◆ DIRECTIVE
Copy out every record below with complete accuracy.

* START *

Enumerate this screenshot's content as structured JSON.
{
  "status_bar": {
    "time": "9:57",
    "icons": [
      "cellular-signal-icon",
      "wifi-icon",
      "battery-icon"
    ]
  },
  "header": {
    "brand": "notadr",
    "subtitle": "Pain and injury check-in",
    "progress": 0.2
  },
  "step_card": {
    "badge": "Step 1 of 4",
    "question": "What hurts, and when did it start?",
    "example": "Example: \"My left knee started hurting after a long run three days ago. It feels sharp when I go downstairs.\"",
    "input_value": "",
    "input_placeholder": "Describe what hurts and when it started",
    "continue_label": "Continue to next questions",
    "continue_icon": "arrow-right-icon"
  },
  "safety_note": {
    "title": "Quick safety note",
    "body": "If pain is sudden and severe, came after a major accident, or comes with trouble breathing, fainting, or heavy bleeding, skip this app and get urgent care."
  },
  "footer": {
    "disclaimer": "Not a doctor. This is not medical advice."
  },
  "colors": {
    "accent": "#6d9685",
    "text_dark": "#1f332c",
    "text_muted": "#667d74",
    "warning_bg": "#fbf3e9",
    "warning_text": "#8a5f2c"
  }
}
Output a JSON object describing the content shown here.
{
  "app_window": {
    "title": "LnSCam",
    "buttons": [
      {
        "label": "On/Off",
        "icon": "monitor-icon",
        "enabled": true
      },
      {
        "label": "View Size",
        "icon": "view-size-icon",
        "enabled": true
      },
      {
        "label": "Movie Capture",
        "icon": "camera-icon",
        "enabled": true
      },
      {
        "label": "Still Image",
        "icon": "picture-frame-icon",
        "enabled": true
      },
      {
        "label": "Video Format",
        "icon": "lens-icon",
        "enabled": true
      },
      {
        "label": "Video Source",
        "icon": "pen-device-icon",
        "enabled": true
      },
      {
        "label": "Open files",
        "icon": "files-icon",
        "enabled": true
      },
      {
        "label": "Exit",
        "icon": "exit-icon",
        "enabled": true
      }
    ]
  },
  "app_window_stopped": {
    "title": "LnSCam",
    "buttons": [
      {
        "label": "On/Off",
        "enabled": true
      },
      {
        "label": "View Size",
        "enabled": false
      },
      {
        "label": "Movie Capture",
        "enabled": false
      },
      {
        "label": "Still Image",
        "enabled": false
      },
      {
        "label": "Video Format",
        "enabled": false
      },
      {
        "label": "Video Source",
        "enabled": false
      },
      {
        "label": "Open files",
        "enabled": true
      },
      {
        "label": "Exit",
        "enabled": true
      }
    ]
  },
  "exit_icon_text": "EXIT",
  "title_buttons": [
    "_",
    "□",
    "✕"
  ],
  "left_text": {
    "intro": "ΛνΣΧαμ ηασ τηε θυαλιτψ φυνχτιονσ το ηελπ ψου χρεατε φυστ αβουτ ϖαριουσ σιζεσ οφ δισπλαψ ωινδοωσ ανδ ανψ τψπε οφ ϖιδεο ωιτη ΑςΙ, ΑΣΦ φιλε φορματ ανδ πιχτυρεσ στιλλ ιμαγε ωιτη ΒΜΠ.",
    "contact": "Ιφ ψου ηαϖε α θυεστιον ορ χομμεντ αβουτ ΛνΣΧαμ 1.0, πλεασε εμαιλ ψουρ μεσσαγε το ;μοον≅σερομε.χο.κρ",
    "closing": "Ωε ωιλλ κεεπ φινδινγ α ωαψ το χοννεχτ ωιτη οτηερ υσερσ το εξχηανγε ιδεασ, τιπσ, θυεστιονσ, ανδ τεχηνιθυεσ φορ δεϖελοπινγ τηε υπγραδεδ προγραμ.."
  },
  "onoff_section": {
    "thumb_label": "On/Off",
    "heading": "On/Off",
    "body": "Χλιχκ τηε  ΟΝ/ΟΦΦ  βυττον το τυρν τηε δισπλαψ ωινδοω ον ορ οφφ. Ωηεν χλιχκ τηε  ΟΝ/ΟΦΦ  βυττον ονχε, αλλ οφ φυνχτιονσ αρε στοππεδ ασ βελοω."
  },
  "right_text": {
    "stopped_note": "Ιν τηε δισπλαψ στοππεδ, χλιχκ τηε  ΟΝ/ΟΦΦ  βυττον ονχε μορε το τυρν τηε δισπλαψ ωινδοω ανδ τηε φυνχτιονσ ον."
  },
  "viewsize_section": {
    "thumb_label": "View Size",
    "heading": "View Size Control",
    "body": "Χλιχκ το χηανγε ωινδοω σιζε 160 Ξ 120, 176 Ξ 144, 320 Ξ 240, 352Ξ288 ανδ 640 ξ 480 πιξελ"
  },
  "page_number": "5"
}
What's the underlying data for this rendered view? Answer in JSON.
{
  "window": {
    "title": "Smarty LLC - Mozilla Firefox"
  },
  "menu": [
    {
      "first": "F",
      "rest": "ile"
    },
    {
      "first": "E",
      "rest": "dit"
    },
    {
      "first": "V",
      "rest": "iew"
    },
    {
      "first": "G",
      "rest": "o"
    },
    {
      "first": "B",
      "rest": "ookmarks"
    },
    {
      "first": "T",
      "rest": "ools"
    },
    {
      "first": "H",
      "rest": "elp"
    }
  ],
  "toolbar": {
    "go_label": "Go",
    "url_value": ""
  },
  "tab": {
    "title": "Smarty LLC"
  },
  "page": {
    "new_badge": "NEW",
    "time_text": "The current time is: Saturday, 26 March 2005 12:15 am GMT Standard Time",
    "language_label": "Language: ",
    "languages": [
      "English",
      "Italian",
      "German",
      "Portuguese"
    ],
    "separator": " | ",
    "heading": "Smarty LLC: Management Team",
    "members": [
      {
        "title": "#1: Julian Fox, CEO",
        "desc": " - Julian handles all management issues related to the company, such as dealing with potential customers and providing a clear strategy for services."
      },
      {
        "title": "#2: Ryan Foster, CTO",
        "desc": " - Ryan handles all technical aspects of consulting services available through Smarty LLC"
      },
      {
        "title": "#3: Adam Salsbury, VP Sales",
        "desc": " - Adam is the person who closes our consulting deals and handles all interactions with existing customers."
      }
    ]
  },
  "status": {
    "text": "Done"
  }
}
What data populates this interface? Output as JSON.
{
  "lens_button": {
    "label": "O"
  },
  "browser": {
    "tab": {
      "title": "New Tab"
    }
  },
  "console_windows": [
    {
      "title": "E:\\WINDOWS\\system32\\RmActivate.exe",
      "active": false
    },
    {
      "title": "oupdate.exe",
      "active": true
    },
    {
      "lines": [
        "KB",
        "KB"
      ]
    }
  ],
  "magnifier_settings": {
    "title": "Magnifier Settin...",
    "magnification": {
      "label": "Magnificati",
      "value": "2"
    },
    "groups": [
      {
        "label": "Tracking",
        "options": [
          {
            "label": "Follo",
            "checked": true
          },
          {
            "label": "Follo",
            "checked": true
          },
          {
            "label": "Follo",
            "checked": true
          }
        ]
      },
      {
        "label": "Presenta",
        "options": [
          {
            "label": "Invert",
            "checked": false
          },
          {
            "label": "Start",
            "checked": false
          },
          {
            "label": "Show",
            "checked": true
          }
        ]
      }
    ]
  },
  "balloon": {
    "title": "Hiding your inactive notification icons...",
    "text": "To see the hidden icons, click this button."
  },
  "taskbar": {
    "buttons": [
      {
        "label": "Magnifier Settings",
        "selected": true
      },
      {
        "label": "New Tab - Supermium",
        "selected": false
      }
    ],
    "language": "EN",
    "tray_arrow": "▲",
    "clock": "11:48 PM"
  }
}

* END *

◆ FULL SOLUTION
Enumerate this screenshot's content as structured JSON.
{
  "status_bar": {
    "time": "9:57",
    "icons": [
      "cellular-signal-icon",
      "wifi-icon",
      "battery-icon"
    ]
  },
  "header": {
    "brand": "notadr",
    "subtitle": "Pain and injury check-in",
    "progress": 0.2
  },
  "step_card": {
    "badge": "Step 1 of 4",
    "question": "What hurts, and when did it start?",
    "example": "Example: \"My left knee started hurting after a long run three days ago. It feels sharp when I go downstairs.\"",
    "input_value": "",
    "input_placeholder": "Describe what hurts and when it started",
    "continue_label": "Continue to next questions",
    "continue_icon": "arrow-right-icon"
  },
  "safety_note": {
    "title": "Quick safety note",
    "body": "If pain is sudden and severe, came after a major accident, or comes with trouble breathing, fainting, or heavy bleeding, skip this app and get urgent care."
  },
  "footer": {
    "disclaimer": "Not a doctor. This is not medical advice."
  },
  "colors": {
    "accent": "#6d9685",
    "text_dark": "#1f332c",
    "text_muted": "#667d74",
    "warning_bg": "#fbf3e9",
    "warning_text": "#8a5f2c"
  }
}
Output a JSON object describing the content shown here.
{
  "app_window": {
    "title": "LnSCam",
    "buttons": [
      {
        "label": "On/Off",
        "icon": "monitor-icon",
        "enabled": true
      },
      {
        "label": "View Size",
        "icon": "view-size-icon",
        "enabled": true
      },
      {
        "label": "Movie Capture",
        "icon": "camera-icon",
        "enabled": true
      },
      {
        "label": "Still Image",
        "icon": "picture-frame-icon",
        "enabled": true
      },
      {
        "label": "Video Format",
        "icon": "lens-icon",
        "enabled": true
      },
      {
        "label": "Video Source",
        "icon": "pen-device-icon",
        "enabled": true
      },
      {
        "label": "Open files",
        "icon": "files-icon",
        "enabled": true
      },
      {
        "label": "Exit",
        "icon": "exit-icon",
        "enabled": true
      }
    ]
  },
  "app_window_stopped": {
    "title": "LnSCam",
    "buttons": [
      {
        "label": "On/Off",
        "enabled": true
      },
      {
        "label": "View Size",
        "enabled": false
      },
      {
        "label": "Movie Capture",
        "enabled": false
      },
      {
        "label": "Still Image",
        "enabled": false
      },
      {
        "label": "Video Format",
        "enabled": false
      },
      {
        "label": "Video Source",
        "enabled": false
      },
      {
        "label": "Open files",
        "enabled": true
      },
      {
        "label": "Exit",
        "enabled": true
      }
    ]
  },
  "exit_icon_text": "EXIT",
  "title_buttons": [
    "_",
    "□",
    "✕"
  ],
  "left_text": {
    "intro": "ΛνΣΧαμ ηασ τηε θυαλιτψ φυνχτιονσ το ηελπ ψου χρεατε φυστ αβουτ ϖαριουσ σιζεσ οφ δισπλαψ ωινδοωσ ανδ ανψ τψπε οφ ϖιδεο ωιτη ΑςΙ, ΑΣΦ φιλε φορματ ανδ πιχτυρεσ στιλλ ιμαγε ωιτη ΒΜΠ.",
    "contact": "Ιφ ψου ηαϖε α θυεστιον ορ χομμεντ αβουτ ΛνΣΧαμ 1.0, πλεασε εμαιλ ψουρ μεσσαγε το ;μοον≅σερομε.χο.κρ",
    "closing": "Ωε ωιλλ κεεπ φινδινγ α ωαψ το χοννεχτ ωιτη οτηερ υσερσ το εξχηανγε ιδεασ, τιπσ, θυεστιονσ, ανδ τεχηνιθυεσ φορ δεϖελοπινγ τηε υπγραδεδ προγραμ.."
  },
  "onoff_section": {
    "thumb_label": "On/Off",
    "heading": "On/Off",
    "body": "Χλιχκ τηε  ΟΝ/ΟΦΦ  βυττον το τυρν τηε δισπλαψ ωινδοω ον ορ οφφ. Ωηεν χλιχκ τηε  ΟΝ/ΟΦΦ  βυττον ονχε, αλλ οφ φυνχτιονσ αρε στοππεδ ασ βελοω."
  },
  "right_text": {
    "stopped_note": "Ιν τηε δισπλαψ στοππεδ, χλιχκ τηε  ΟΝ/ΟΦΦ  βυττον ονχε μορε το τυρν τηε δισπλαψ ωινδοω ανδ τηε φυνχτιονσ ον."
  },
  "viewsize_section": {
    "thumb_label": "View Size",
    "heading": "View Size Control",
    "body": "Χλιχκ το χηανγε ωινδοω σιζε 160 Ξ 120, 176 Ξ 144, 320 Ξ 240, 352Ξ288 ανδ 640 ξ 480 πιξελ"
  },
  "page_number": "5"
}
What's the underlying data for this rendered view? Answer in JSON.
{
  "window": {
    "title": "Smarty LLC - Mozilla Firefox"
  },
  "menu": [
    {
      "first": "F",
      "rest": "ile"
    },
    {
      "first": "E",
      "rest": "dit"
    },
    {
      "first": "V",
      "rest": "iew"
    },
    {
      "first": "G",
      "rest": "o"
    },
    {
      "first": "B",
      "rest": "ookmarks"
    },
    {
      "first": "T",
      "rest": "ools"
    },
    {
      "first": "H",
      "rest": "elp"
    }
  ],
  "toolbar": {
    "go_label": "Go",
    "url_value": ""
  },
  "tab": {
    "title": "Smarty LLC"
  },
  "page": {
    "new_badge": "NEW",
    "time_text": "The current time is: Saturday, 26 March 2005 12:15 am GMT Standard Time",
    "language_label": "Language: ",
    "languages": [
      "English",
      "Italian",
      "German",
      "Portuguese"
    ],
    "separator": " | ",
    "heading": "Smarty LLC: Management Team",
    "members": [
      {
        "title": "#1: Julian Fox, CEO",
        "desc": " - Julian handles all management issues related to the company, such as dealing with potential customers and providing a clear strategy for services."
      },
      {
        "title": "#2: Ryan Foster, CTO",
        "desc": " - Ryan handles all technical aspects of consulting services available through Smarty LLC"
      },
      {
        "title": "#3: Adam Salsbury, VP Sales",
        "desc": " - Adam is the person who closes our consulting deals and handles all interactions with existing customers."
      }
    ]
  },
  "status": {
    "text": "Done"
  }
}
What data populates this interface? Output as JSON.
{
  "lens_button": {
    "label": "O"
  },
  "browser": {
    "tab": {
      "title": "New Tab"
    }
  },
  "console_windows": [
    {
      "title": "E:\\WINDOWS\\system32\\RmActivate.exe",
      "active": false
    },
    {
      "title": "oupdate.exe",
      "active": true
    },
    {
      "lines": [
        "KB",
        "KB"
      ]
    }
  ],
  "magnifier_settings": {
    "title": "Magnifier Settin...",
    "magnification": {
      "label": "Magnificati",
      "value": "2"
    },
    "groups": [
      {
        "label": "Tracking",
        "options": [
          {
            "label": "Follo",
            "checked": true
          },
          {
            "label": "Follo",
            "checked": true
          },
          {
            "label": "Follo",
            "checked": true
          }
        ]
      },
      {
        "label": "Presenta",
        "options": [
          {
            "label": "Invert",
            "checked": false
          },
          {
            "label": "Start",
            "checked": false
          },
          {
            "label": "Show",
            "checked": true
          }
        ]
      }
    ]
  },
  "balloon": {
    "title": "Hiding your inactive notification icons...",
    "text": "To see the hidden icons, click this button."
  },
  "taskbar": {
    "buttons": [
      {
        "label": "Magnifier Settings",
        "selected": true
      },
      {
        "label": "New Tab - Supermium",
        "selected": false
      }
    ],
    "language": "EN",
    "tray_arrow": "▲",
    "clock": "11:48 PM"
  }
}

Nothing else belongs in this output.